AUSWAHL |
◇ ◇ ◇ ◇

Gestern war ein sehr schöner Sommertag, aber leider zu heiß, um ihn auf
dem Balkon zu verbringen. Ich schaute mir deshalb auf meinem Tablet bei arte die sechste
Folge einer 14-teiligen Serie über den Zweiten Weltkrieg an. Diese Folge erinnerte
an zwei Schlachten des Frühjahrs 1944, die von Anzio und Monte Cassino. Für
mich hat das Wort Schlachten immer eine doppelte Bedeutung. Es ist da, wo
Heldensagen entstehen, und da, wo Haustiere und Vieh ihr Leben lassen. Aus der Distanz von nahezu 70 Jahren muss ich sagen, ̶
auf die Gefahr hin, als Pazifist beschimpft zu werden ̶ es war an beiden Stellen ein grausames
Abschlachten, ein Verheizen von Menschenleben.
Mit beiden Schlachtorten hatte ich mich zum ersten Mal beschäftigt, ehe
meine Frau und ich im September 2002 eine Reise durch die Provinz Latium
machten. Ich zitiere wieder aus meinen Reiseberichten [1]. Wir waren in Rom
gelandet, hatten einen Leihwagen übernommen…
… und fuhren in Richtung Ostia los. Wir
wunderten uns, dass hier kaum noch Leute am Strand waren, und fuhren gleich
weiter bis Anzio. Erst bei der Vorbereitung der Reise war ich darauf gestoßen,
dass dieser Ort eine große historische Bedeutung erlangt hat, und zwar während
des zweiten Weltkriegs.
Hafen von Anzio
Seit der Landung der alliierten Truppen
in Salerno im September 1943 verfolgte Churchill die Idee, eine zweite Front in
Italien zu eröffnen. Am 22. Januar 1944 gingen deshalb amerikanische und
englische Streitkräfte bei Anzio und Nettuno hinter den deutschen Linien an
Land. Den deutschen Verteidigern gelang es jedoch den Brückenkopf abzuriegeln.

◇ ◇ ◇ ◇

ERFASSTE DATEN |
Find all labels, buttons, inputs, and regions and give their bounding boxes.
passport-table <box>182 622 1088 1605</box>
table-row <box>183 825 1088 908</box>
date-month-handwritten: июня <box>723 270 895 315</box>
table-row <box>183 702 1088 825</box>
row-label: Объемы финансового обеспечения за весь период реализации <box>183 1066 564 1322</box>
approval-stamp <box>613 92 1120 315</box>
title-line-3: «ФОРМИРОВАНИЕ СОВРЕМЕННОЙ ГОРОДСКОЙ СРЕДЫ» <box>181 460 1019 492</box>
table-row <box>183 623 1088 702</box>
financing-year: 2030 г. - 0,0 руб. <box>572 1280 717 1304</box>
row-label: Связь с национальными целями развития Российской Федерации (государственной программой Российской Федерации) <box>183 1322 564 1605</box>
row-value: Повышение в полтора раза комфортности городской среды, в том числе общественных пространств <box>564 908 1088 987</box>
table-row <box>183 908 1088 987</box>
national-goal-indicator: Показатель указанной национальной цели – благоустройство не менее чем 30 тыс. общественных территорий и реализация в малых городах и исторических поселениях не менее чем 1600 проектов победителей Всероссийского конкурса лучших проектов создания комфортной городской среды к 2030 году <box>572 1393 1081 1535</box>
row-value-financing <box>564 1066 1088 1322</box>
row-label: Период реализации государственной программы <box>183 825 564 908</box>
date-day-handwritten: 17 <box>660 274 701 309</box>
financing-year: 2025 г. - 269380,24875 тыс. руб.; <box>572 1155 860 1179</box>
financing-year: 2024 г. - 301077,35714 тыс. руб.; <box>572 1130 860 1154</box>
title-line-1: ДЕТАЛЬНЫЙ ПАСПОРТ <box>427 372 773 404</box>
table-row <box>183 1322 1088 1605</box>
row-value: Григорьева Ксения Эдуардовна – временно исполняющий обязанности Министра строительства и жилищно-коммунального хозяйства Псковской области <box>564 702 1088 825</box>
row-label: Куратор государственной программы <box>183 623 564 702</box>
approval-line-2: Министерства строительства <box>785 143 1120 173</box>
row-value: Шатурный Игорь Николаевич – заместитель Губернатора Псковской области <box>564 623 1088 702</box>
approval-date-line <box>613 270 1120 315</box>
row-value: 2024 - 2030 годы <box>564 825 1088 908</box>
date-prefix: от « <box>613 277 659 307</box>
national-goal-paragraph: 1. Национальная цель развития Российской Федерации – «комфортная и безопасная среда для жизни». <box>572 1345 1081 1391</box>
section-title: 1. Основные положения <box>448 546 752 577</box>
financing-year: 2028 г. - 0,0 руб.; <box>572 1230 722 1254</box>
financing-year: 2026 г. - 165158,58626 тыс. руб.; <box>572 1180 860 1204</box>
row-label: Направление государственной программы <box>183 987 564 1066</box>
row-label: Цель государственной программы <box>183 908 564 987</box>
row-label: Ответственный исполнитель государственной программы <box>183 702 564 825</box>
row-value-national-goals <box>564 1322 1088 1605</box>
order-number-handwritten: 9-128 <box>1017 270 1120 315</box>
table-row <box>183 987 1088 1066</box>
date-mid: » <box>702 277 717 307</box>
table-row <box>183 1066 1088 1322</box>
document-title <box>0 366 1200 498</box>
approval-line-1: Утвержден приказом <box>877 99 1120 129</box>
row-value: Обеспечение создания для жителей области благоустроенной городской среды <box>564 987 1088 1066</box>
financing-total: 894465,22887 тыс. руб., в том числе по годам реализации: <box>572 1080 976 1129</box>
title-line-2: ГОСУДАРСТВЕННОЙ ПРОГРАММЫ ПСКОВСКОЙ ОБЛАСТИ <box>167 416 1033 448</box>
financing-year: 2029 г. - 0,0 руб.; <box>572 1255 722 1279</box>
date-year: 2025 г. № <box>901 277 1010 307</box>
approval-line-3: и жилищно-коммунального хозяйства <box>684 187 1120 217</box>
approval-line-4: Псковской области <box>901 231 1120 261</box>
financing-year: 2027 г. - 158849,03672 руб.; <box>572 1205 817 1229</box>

◇ ◇ ◇ ◇

AUFGABE | Führe den Text über Anzio und Monte Cassino im Anschluss an seinen letzten Satz weiter.

RICHTIGE ANTWORT |
Der Kampf dauerte vier Monate und endete mit dem Rückzug der Alliierten am 23.
Mai 1944. Churchill geriet wegen dieses Unternehmens in scharfe Kritik. Einer
der beteiligten Offiziere (General Lucas) meinte: ‚Das Ganze riecht stark nach
Gallipoli‘. Bereits 1914 hatte Churchill dieselbe Idee propagiert, und zwar
diesmal am Bosporus eine zweite Front zu eröffnen, und erlitt fürchterlichen
Schiffbruch.
Rathaus von Anzio
Anzio war aus
alliierter Sicht ein einziges Desaster gewesen. Es gab über 10.000 Tote und
etwa 30.000 Verwundete. Fast die gleiche Anzahl von Soldaten hatte psychische
Verletzungen erlitten. Die deutschen Verluste waren relativ gering. Den
amerikanischen Kommandierenden wird der Vorwurf gemacht, zu vorsichtig gewesen
zu sein. Wären sie gleich nach der Landung weiter vorgestoßen, statt sich
einzubuddeln, wären sie vermutlich auf wenig deutschen Widerstand gestoßen. So
jedoch gaben sie der deutschen Verteidigung Gelegenheit, sich zu
reorganisieren.
Churchill lag im Januar 1944 im Krankenhaus in Marrakesch. Auf dem Weg
zurück von der Konferenz von Teheran hatte er sich eine Lungenentzündung
zugezogen. In seinen Memoiren schreibt er später. ‚Anzio war mein schlimmster
Augenblick des Krieges‘.
Meine Frau und ich fuhren damals an der Küste
entlang nach Süden und besuchten Terracina und Gaeta. Den südlichsten Punkt dieser Reise erreichten
wir in der Stadt Cassino.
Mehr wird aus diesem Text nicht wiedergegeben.